WHAT THE EXERCISE ASKS: Check every line of the material below for "January". Give the number of lines that have it, and only that.

Records that describe figures:
——

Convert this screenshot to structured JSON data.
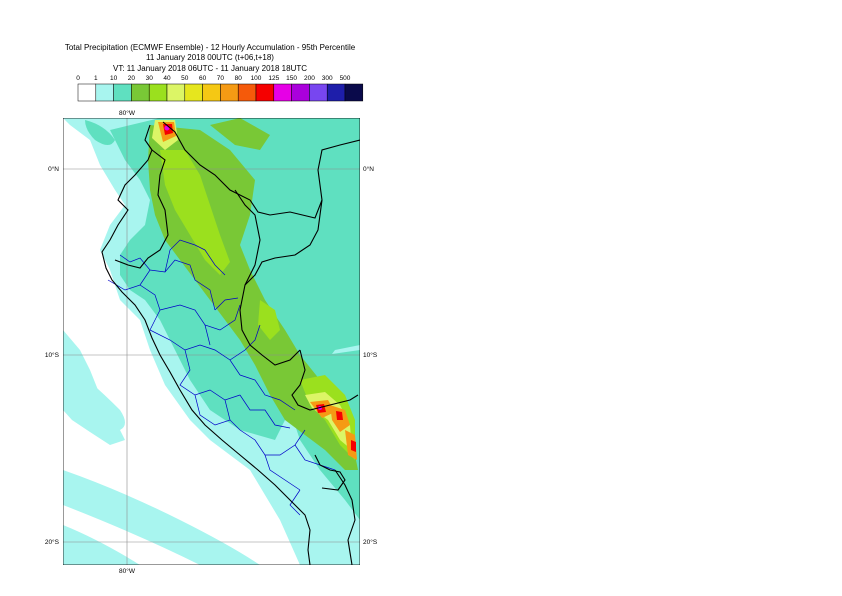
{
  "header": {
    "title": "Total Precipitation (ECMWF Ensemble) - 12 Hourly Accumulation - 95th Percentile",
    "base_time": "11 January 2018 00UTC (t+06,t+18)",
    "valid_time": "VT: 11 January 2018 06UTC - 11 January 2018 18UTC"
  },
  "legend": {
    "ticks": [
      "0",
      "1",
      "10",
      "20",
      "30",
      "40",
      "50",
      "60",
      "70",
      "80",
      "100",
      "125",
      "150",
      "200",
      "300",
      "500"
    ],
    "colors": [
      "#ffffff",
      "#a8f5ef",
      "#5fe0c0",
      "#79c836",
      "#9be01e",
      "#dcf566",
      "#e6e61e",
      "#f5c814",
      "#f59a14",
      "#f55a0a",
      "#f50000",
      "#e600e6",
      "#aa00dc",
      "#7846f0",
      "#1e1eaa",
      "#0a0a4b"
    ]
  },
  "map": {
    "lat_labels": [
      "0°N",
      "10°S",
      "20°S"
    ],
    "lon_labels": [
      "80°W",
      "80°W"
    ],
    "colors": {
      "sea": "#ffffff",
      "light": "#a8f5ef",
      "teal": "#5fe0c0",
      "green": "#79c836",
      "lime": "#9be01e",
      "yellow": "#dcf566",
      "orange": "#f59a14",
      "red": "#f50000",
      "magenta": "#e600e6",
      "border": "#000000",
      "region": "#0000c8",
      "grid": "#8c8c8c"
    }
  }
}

——

FULL RESPONSE: 2